> Stored entries
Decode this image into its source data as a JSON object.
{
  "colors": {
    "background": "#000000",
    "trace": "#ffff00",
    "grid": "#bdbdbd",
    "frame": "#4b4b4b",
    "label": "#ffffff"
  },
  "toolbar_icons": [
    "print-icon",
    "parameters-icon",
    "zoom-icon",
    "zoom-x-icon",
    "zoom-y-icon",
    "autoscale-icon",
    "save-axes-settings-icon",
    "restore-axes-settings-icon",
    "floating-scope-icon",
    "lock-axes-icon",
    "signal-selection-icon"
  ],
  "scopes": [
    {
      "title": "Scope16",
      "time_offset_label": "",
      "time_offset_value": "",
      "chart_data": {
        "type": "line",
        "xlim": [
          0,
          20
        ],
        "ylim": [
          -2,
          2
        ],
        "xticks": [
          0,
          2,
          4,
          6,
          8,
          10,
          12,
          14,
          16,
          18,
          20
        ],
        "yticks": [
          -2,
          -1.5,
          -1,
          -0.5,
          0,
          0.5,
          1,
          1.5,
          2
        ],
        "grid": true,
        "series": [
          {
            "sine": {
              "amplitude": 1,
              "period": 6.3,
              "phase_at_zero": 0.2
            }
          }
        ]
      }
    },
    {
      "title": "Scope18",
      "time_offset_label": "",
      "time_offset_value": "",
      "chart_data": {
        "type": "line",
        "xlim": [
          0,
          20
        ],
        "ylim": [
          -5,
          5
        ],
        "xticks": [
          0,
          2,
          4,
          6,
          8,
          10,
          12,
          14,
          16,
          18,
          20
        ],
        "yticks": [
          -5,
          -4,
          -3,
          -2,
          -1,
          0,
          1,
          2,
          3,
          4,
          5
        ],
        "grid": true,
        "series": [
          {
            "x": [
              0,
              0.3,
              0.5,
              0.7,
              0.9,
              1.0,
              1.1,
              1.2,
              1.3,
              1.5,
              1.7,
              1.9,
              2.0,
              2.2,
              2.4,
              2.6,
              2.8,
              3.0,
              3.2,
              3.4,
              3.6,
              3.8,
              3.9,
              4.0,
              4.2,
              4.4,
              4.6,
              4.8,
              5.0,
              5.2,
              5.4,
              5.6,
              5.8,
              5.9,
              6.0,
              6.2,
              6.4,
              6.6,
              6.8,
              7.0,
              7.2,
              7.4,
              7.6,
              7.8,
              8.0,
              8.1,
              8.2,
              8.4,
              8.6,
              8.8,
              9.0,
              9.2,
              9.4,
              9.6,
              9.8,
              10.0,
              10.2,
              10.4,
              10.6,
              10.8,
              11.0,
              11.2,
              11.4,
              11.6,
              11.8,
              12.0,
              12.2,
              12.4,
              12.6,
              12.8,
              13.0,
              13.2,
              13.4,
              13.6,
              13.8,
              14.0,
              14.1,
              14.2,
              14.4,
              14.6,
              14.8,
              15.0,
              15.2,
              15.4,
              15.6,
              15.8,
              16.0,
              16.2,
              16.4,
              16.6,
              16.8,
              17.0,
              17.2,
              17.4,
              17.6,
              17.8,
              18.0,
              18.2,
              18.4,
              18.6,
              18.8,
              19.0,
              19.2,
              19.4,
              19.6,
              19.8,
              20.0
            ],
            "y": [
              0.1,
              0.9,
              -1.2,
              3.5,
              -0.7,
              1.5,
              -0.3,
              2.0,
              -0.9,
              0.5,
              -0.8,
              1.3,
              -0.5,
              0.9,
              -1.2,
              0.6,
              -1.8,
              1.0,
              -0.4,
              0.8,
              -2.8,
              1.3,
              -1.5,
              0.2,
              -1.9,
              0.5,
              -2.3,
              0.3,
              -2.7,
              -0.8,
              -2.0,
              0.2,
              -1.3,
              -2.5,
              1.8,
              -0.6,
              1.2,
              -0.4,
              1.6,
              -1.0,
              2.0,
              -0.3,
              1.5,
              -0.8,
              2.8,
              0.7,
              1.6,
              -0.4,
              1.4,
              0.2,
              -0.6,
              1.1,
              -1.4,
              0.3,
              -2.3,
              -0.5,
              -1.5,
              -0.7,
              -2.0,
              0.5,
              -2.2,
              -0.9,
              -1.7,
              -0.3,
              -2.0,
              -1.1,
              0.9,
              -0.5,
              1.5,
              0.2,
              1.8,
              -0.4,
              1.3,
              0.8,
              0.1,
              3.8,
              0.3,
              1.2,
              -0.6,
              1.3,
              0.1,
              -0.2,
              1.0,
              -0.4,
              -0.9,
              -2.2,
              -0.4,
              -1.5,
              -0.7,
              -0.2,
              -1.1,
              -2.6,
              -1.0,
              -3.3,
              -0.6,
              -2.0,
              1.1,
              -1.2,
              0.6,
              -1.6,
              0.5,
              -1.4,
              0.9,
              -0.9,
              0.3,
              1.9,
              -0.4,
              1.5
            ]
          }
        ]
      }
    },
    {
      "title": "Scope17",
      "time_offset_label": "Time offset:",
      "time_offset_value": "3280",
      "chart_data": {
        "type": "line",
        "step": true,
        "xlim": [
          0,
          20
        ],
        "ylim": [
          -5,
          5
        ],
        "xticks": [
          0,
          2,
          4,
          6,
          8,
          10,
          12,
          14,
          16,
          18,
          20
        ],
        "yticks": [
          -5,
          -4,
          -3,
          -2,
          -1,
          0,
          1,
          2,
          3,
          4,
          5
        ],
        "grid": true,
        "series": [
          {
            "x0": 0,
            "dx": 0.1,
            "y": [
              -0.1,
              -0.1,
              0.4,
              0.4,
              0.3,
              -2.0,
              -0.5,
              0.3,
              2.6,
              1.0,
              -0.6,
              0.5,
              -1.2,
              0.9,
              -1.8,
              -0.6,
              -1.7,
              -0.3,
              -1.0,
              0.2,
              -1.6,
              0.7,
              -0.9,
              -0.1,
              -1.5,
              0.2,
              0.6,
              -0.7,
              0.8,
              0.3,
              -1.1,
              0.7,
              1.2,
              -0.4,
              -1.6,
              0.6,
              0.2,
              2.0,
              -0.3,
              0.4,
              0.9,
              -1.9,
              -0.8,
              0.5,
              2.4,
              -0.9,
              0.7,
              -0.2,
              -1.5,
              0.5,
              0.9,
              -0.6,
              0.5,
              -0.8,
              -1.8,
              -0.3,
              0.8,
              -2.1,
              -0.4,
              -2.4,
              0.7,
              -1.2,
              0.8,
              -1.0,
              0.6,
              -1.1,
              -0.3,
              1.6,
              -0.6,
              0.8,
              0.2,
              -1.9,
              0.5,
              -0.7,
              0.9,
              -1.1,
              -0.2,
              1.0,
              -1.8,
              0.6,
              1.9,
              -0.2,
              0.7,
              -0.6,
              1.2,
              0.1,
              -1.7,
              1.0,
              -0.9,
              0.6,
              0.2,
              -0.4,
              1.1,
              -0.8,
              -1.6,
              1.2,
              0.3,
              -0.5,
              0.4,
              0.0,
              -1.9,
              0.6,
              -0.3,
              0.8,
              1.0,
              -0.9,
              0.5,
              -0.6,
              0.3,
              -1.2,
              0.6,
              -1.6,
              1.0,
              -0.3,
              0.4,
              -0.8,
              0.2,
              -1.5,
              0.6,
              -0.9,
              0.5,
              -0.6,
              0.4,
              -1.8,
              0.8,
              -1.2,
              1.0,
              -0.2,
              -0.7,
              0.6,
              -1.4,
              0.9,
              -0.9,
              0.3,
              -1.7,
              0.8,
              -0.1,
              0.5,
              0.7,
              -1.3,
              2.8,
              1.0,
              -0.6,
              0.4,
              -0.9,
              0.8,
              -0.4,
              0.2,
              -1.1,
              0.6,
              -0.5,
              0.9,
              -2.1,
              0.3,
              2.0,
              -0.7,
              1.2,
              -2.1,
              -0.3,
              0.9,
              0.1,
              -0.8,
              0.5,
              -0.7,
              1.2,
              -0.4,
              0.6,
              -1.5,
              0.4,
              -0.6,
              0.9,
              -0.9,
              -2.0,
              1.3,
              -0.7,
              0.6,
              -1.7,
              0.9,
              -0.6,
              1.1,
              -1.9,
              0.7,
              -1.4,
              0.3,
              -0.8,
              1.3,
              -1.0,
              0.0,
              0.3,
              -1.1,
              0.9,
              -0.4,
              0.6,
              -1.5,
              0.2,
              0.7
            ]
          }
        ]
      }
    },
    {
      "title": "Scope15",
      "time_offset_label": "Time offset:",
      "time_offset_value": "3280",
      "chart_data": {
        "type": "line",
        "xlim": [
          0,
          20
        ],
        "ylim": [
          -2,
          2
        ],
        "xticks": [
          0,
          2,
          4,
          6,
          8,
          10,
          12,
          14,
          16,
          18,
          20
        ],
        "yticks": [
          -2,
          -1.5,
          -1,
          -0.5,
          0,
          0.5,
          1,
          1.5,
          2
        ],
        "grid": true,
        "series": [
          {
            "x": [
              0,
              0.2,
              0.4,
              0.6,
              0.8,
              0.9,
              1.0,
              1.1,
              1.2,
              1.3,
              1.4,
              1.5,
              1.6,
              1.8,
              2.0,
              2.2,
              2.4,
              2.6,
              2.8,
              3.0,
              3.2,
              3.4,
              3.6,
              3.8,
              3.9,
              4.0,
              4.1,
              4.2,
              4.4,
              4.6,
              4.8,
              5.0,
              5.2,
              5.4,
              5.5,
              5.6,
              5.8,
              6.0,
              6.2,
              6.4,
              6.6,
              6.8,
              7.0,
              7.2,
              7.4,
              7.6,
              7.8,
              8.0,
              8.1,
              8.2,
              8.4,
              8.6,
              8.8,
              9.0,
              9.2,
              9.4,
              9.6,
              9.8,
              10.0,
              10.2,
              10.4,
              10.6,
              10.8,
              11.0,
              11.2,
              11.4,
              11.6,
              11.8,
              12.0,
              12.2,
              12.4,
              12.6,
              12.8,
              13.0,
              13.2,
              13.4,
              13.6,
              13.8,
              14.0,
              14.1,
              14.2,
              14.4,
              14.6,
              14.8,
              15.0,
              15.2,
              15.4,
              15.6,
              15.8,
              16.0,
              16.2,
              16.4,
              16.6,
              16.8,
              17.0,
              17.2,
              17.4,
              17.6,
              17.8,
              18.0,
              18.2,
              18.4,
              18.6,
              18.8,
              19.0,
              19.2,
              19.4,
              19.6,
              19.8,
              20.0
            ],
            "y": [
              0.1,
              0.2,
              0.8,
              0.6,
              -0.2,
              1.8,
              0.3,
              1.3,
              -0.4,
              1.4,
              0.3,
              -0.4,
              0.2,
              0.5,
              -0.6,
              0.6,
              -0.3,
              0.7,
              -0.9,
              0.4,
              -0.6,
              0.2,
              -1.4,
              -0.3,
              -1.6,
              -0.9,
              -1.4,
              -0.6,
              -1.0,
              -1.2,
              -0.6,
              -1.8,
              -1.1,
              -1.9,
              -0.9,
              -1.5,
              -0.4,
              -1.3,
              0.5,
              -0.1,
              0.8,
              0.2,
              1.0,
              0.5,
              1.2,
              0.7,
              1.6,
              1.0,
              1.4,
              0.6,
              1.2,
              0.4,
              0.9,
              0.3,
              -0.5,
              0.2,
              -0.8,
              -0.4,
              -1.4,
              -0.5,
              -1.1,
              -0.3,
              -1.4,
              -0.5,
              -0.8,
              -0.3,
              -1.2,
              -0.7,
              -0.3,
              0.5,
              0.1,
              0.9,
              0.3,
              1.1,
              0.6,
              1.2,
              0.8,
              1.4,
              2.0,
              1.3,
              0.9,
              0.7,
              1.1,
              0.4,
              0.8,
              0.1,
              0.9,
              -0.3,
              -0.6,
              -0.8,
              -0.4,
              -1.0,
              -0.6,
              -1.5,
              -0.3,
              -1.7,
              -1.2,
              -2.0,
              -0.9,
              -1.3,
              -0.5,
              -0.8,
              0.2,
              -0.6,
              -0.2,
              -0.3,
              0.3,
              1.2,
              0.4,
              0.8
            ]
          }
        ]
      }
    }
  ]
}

> EXERCISE DETAILS
Go through the records and pull out each line that includes the word "settings".

> EXERCISE RESPONSE
    "save-axes-settings-icon",
    "restore-axes-settings-icon",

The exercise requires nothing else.